_Task statement_:
For the word "title", work out how many lines in the records below contain it and state that count alone.

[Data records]
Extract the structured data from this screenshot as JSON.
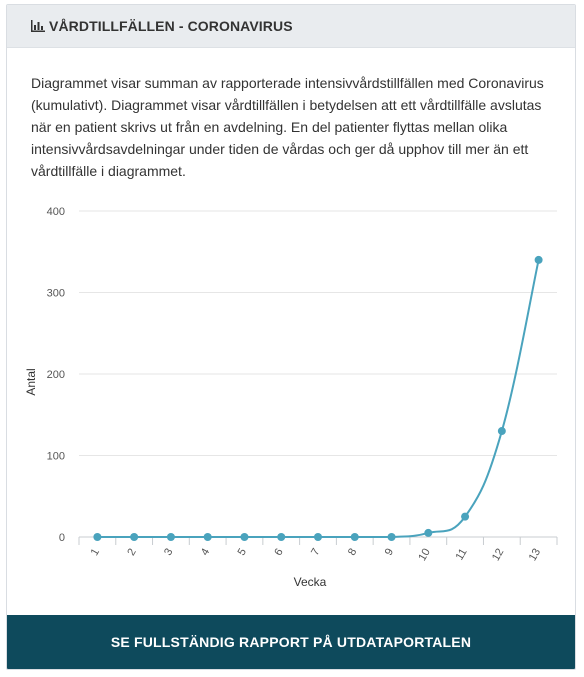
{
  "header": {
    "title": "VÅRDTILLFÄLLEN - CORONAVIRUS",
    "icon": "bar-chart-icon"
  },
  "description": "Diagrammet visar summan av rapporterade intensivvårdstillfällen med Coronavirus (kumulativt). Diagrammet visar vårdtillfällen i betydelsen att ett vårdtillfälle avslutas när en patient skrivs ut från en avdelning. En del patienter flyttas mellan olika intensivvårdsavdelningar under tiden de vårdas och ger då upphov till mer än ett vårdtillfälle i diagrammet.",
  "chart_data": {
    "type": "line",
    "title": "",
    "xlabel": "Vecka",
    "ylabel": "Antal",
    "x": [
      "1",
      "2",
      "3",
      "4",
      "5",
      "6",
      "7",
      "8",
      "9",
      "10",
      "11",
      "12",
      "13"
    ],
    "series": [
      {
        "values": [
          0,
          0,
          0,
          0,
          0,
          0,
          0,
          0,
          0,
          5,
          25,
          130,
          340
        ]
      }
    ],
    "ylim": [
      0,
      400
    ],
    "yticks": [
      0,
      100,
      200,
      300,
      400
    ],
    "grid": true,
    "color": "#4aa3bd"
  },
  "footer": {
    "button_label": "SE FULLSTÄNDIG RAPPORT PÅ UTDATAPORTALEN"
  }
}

==

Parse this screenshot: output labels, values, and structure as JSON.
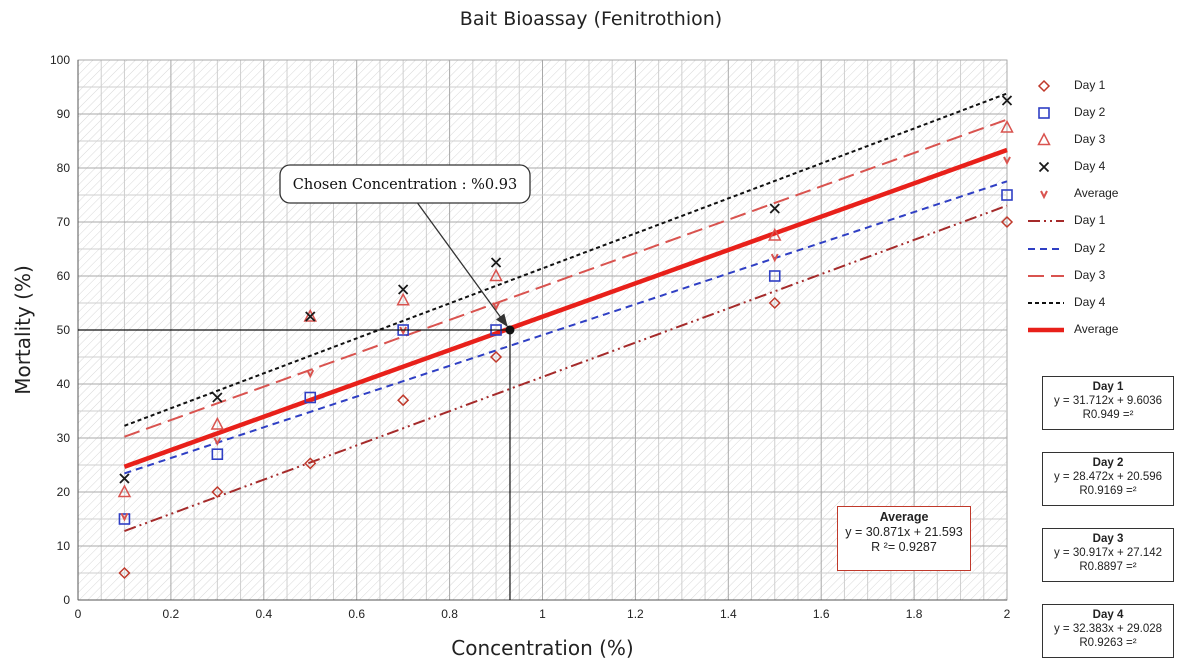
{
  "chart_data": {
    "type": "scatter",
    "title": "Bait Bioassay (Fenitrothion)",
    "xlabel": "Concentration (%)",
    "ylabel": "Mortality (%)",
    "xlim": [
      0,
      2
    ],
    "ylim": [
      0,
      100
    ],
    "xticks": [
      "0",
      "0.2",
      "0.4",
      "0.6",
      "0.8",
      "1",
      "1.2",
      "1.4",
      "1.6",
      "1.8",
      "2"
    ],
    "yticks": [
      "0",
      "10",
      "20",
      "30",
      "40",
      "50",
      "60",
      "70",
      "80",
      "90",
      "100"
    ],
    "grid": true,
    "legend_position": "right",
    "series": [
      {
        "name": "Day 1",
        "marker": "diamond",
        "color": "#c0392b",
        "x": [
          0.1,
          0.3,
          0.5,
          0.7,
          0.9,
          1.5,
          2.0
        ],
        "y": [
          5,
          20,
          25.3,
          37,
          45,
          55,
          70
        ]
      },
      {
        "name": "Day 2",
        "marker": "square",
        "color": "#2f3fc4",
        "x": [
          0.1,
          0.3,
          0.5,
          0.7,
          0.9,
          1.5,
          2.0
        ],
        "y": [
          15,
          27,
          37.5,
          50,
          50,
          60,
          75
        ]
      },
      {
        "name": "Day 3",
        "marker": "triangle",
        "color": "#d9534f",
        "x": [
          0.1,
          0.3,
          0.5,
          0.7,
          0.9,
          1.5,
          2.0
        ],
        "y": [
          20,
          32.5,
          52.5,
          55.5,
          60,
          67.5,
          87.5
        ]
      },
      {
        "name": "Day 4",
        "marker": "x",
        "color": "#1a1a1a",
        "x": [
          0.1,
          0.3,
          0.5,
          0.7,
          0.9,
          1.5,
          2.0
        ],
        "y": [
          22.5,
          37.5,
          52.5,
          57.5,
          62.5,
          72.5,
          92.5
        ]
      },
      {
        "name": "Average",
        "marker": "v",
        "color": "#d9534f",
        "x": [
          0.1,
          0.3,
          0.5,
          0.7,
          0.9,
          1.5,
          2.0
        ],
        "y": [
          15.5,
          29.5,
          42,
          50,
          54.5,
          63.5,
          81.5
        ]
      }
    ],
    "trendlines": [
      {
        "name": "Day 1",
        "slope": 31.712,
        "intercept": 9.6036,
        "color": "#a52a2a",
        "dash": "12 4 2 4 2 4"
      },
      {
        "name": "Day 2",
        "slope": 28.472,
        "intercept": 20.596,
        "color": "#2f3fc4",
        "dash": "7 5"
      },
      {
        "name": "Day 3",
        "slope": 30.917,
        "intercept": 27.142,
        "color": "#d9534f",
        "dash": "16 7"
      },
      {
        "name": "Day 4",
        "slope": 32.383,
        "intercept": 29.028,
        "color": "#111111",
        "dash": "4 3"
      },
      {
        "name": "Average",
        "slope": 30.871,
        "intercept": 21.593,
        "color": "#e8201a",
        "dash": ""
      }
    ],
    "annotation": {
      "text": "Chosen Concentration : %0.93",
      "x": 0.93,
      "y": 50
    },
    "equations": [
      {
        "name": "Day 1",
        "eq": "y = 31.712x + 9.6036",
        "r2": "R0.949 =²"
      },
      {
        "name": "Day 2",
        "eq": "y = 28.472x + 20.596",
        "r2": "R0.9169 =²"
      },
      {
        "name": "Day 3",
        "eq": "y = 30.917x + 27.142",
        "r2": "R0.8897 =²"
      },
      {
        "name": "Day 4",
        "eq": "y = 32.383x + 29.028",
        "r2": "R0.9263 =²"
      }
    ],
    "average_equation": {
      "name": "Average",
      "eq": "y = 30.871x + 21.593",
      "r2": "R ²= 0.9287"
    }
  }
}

_Output below_:
3